(Figure data in JSON)
::::::::

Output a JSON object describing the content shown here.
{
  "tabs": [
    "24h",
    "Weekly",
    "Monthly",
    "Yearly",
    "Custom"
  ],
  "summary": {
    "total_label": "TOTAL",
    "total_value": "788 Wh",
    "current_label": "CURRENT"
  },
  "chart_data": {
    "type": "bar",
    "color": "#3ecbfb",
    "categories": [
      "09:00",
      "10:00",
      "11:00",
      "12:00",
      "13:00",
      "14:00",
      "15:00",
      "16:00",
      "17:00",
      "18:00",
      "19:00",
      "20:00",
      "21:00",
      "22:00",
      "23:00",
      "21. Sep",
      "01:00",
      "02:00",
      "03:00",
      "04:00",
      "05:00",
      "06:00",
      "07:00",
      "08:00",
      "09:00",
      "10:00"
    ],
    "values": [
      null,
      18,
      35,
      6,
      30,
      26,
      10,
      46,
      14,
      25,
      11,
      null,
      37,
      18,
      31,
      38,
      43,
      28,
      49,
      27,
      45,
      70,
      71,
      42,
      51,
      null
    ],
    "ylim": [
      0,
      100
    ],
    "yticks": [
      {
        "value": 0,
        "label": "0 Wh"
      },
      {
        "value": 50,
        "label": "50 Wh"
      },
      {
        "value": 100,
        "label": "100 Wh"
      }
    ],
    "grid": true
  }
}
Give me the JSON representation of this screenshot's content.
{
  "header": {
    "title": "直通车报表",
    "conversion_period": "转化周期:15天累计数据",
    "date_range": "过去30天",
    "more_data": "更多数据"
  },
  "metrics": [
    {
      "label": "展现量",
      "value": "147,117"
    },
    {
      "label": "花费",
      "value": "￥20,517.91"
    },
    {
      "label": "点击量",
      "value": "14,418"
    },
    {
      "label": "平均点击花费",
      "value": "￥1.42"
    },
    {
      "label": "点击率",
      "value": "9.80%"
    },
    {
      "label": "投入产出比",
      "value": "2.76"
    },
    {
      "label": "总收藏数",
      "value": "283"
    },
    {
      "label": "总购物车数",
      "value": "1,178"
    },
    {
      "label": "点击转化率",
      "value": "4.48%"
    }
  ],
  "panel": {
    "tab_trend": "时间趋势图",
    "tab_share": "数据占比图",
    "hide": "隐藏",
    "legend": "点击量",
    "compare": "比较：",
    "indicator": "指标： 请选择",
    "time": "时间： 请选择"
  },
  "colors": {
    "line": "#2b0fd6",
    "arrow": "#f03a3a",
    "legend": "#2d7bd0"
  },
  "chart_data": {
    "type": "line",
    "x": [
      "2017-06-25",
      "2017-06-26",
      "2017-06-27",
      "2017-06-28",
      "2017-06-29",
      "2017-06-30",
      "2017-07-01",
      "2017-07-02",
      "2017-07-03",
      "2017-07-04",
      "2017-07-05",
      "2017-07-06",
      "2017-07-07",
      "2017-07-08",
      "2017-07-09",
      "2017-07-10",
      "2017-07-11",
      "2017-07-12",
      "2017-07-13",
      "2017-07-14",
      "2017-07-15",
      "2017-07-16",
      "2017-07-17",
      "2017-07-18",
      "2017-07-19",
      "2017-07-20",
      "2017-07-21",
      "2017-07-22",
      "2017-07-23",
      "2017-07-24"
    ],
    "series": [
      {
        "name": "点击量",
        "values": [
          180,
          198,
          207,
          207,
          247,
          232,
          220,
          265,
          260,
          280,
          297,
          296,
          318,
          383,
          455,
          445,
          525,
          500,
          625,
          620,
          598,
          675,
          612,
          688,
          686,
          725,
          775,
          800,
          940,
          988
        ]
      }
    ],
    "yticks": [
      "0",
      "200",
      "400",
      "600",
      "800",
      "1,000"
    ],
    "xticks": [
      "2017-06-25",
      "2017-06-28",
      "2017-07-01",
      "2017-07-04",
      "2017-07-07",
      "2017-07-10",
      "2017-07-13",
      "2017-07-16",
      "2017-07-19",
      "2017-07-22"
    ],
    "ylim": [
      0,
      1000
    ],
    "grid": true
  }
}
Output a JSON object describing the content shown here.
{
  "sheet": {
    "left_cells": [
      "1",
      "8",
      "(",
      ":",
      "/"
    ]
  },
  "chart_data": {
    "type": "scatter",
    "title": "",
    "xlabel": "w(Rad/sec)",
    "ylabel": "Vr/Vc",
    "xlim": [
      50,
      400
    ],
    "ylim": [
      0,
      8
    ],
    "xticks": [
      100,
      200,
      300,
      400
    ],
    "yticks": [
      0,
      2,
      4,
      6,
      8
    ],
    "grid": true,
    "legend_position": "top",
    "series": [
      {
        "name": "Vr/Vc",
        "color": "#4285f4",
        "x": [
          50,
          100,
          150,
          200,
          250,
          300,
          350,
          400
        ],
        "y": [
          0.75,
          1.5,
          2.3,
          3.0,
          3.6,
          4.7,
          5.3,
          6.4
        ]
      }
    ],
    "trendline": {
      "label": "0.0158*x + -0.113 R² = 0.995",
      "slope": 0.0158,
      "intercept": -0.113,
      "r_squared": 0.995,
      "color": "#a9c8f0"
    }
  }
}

::::::::

PROBLEM TO SOLVE:
Repeat all of the records above exactly as they appear.

THE RESULT:
Output a JSON object describing the content shown here.
{
  "tabs": [
    "24h",
    "Weekly",
    "Monthly",
    "Yearly",
    "Custom"
  ],
  "summary": {
    "total_label": "TOTAL",
    "total_value": "788 Wh",
    "current_label": "CURRENT"
  },
  "chart_data": {
    "type": "bar",
    "color": "#3ecbfb",
    "categories": [
      "09:00",
      "10:00",
      "11:00",
      "12:00",
      "13:00",
      "14:00",
      "15:00",
      "16:00",
      "17:00",
      "18:00",
      "19:00",
      "20:00",
      "21:00",
      "22:00",
      "23:00",
      "21. Sep",
      "01:00",
      "02:00",
      "03:00",
      "04:00",
      "05:00",
      "06:00",
      "07:00",
      "08:00",
      "09:00",
      "10:00"
    ],
    "values": [
      null,
      18,
      35,
      6,
      30,
      26,
      10,
      46,
      14,
      25,
      11,
      null,
      37,
      18,
      31,
      38,
      43,
      28,
      49,
      27,
      45,
      70,
      71,
      42,
      51,
      null
    ],
    "ylim": [
      0,
      100
    ],
    "yticks": [
      {
        "value": 0,
        "label": "0 Wh"
      },
      {
        "value": 50,
        "label": "50 Wh"
      },
      {
        "value": 100,
        "label": "100 Wh"
      }
    ],
    "grid": true
  }
}
Give me the JSON representation of this screenshot's content.
{
  "header": {
    "title": "直通车报表",
    "conversion_period": "转化周期:15天累计数据",
    "date_range": "过去30天",
    "more_data": "更多数据"
  },
  "metrics": [
    {
      "label": "展现量",
      "value": "147,117"
    },
    {
      "label": "花费",
      "value": "￥20,517.91"
    },
    {
      "label": "点击量",
      "value": "14,418"
    },
    {
      "label": "平均点击花费",
      "value": "￥1.42"
    },
    {
      "label": "点击率",
      "value": "9.80%"
    },
    {
      "label": "投入产出比",
      "value": "2.76"
    },
    {
      "label": "总收藏数",
      "value": "283"
    },
    {
      "label": "总购物车数",
      "value": "1,178"
    },
    {
      "label": "点击转化率",
      "value": "4.48%"
    }
  ],
  "panel": {
    "tab_trend": "时间趋势图",
    "tab_share": "数据占比图",
    "hide": "隐藏",
    "legend": "点击量",
    "compare": "比较：",
    "indicator": "指标： 请选择",
    "time": "时间： 请选择"
  },
  "colors": {
    "line": "#2b0fd6",
    "arrow": "#f03a3a",
    "legend": "#2d7bd0"
  },
  "chart_data": {
    "type": "line",
    "x": [
      "2017-06-25",
      "2017-06-26",
      "2017-06-27",
      "2017-06-28",
      "2017-06-29",
      "2017-06-30",
      "2017-07-01",
      "2017-07-02",
      "2017-07-03",
      "2017-07-04",
      "2017-07-05",
      "2017-07-06",
      "2017-07-07",
      "2017-07-08",
      "2017-07-09",
      "2017-07-10",
      "2017-07-11",
      "2017-07-12",
      "2017-07-13",
      "2017-07-14",
      "2017-07-15",
      "2017-07-16",
      "2017-07-17",
      "2017-07-18",
      "2017-07-19",
      "2017-07-20",
      "2017-07-21",
      "2017-07-22",
      "2017-07-23",
      "2017-07-24"
    ],
    "series": [
      {
        "name": "点击量",
        "values": [
          180,
          198,
          207,
          207,
          247,
          232,
          220,
          265,
          260,
          280,
          297,
          296,
          318,
          383,
          455,
          445,
          525,
          500,
          625,
          620,
          598,
          675,
          612,
          688,
          686,
          725,
          775,
          800,
          940,
          988
        ]
      }
    ],
    "yticks": [
      "0",
      "200",
      "400",
      "600",
      "800",
      "1,000"
    ],
    "xticks": [
      "2017-06-25",
      "2017-06-28",
      "2017-07-01",
      "2017-07-04",
      "2017-07-07",
      "2017-07-10",
      "2017-07-13",
      "2017-07-16",
      "2017-07-19",
      "2017-07-22"
    ],
    "ylim": [
      0,
      1000
    ],
    "grid": true
  }
}
Output a JSON object describing the content shown here.
{
  "sheet": {
    "left_cells": [
      "1",
      "8",
      "(",
      ":",
      "/"
    ]
  },
  "chart_data": {
    "type": "scatter",
    "title": "",
    "xlabel": "w(Rad/sec)",
    "ylabel": "Vr/Vc",
    "xlim": [
      50,
      400
    ],
    "ylim": [
      0,
      8
    ],
    "xticks": [
      100,
      200,
      300,
      400
    ],
    "yticks": [
      0,
      2,
      4,
      6,
      8
    ],
    "grid": true,
    "legend_position": "top",
    "series": [
      {
        "name": "Vr/Vc",
        "color": "#4285f4",
        "x": [
          50,
          100,
          150,
          200,
          250,
          300,
          350,
          400
        ],
        "y": [
          0.75,
          1.5,
          2.3,
          3.0,
          3.6,
          4.7,
          5.3,
          6.4
        ]
      }
    ],
    "trendline": {
      "label": "0.0158*x + -0.113 R² = 0.995",
      "slope": 0.0158,
      "intercept": -0.113,
      "r_squared": 0.995,
      "color": "#a9c8f0"
    }
  }
}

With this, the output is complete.